● **What to do**: Please give the data below again in full, exactly as it stands.

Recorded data
******

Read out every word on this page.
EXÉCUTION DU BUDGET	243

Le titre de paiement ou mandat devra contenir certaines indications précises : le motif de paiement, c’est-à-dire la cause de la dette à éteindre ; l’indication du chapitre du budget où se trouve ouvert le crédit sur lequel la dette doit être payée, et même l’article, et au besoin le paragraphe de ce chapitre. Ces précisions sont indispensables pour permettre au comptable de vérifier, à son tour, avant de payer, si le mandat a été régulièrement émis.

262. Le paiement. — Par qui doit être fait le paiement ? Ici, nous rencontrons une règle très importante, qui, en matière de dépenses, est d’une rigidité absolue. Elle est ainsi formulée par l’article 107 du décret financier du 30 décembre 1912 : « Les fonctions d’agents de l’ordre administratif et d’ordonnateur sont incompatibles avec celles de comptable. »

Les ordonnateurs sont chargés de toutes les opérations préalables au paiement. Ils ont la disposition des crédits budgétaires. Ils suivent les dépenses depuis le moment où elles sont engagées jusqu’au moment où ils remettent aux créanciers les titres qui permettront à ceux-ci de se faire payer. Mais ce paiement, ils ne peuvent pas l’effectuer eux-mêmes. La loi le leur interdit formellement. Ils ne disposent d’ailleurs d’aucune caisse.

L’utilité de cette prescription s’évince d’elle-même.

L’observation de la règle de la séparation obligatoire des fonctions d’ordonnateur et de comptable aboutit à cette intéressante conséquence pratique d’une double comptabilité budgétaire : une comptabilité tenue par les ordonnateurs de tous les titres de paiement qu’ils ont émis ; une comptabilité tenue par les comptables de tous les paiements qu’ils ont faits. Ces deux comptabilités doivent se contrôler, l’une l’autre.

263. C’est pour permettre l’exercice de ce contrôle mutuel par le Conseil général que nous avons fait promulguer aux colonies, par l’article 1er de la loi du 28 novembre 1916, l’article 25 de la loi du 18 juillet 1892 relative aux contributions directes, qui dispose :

******

● **Exercise response**:
Read out every word on this page.
EXÉCUTION DU BUDGET	243

Le titre de paiement ou mandat devra contenir certaines indications précises : le motif de paiement, c’est-à-dire la cause de la dette à éteindre ; l’indication du chapitre du budget où se trouve ouvert le crédit sur lequel la dette doit être payée, et même l’article, et au besoin le paragraphe de ce chapitre. Ces précisions sont indispensables pour permettre au comptable de vérifier, à son tour, avant de payer, si le mandat a été régulièrement émis.

262. Le paiement. — Par qui doit être fait le paiement ? Ici, nous rencontrons une règle très importante, qui, en matière de dépenses, est d’une rigidité absolue. Elle est ainsi formulée par l’article 107 du décret financier du 30 décembre 1912 : « Les fonctions d’agents de l’ordre administratif et d’ordonnateur sont incompatibles avec celles de comptable. »

Les ordonnateurs sont chargés de toutes les opérations préalables au paiement. Ils ont la disposition des crédits budgétaires. Ils suivent les dépenses depuis le moment où elles sont engagées jusqu’au moment où ils remettent aux créanciers les titres qui permettront à ceux-ci de se faire payer. Mais ce paiement, ils ne peuvent pas l’effectuer eux-mêmes. La loi le leur interdit formellement. Ils ne disposent d’ailleurs d’aucune caisse.

L’utilité de cette prescription s’évince d’elle-même.

L’observation de la règle de la séparation obligatoire des fonctions d’ordonnateur et de comptable aboutit à cette intéressante conséquence pratique d’une double comptabilité budgétaire : une comptabilité tenue par les ordonnateurs de tous les titres de paiement qu’ils ont émis ; une comptabilité tenue par les comptables de tous les paiements qu’ils ont faits. Ces deux comptabilités doivent se contrôler, l’une l’autre.

263. C’est pour permettre l’exercice de ce contrôle mutuel par le Conseil général que nous avons fait promulguer aux colonies, par l’article 1er de la loi du 28 novembre 1916, l’article 25 de la loi du 18 juillet 1892 relative aux contributions directes, qui dispose :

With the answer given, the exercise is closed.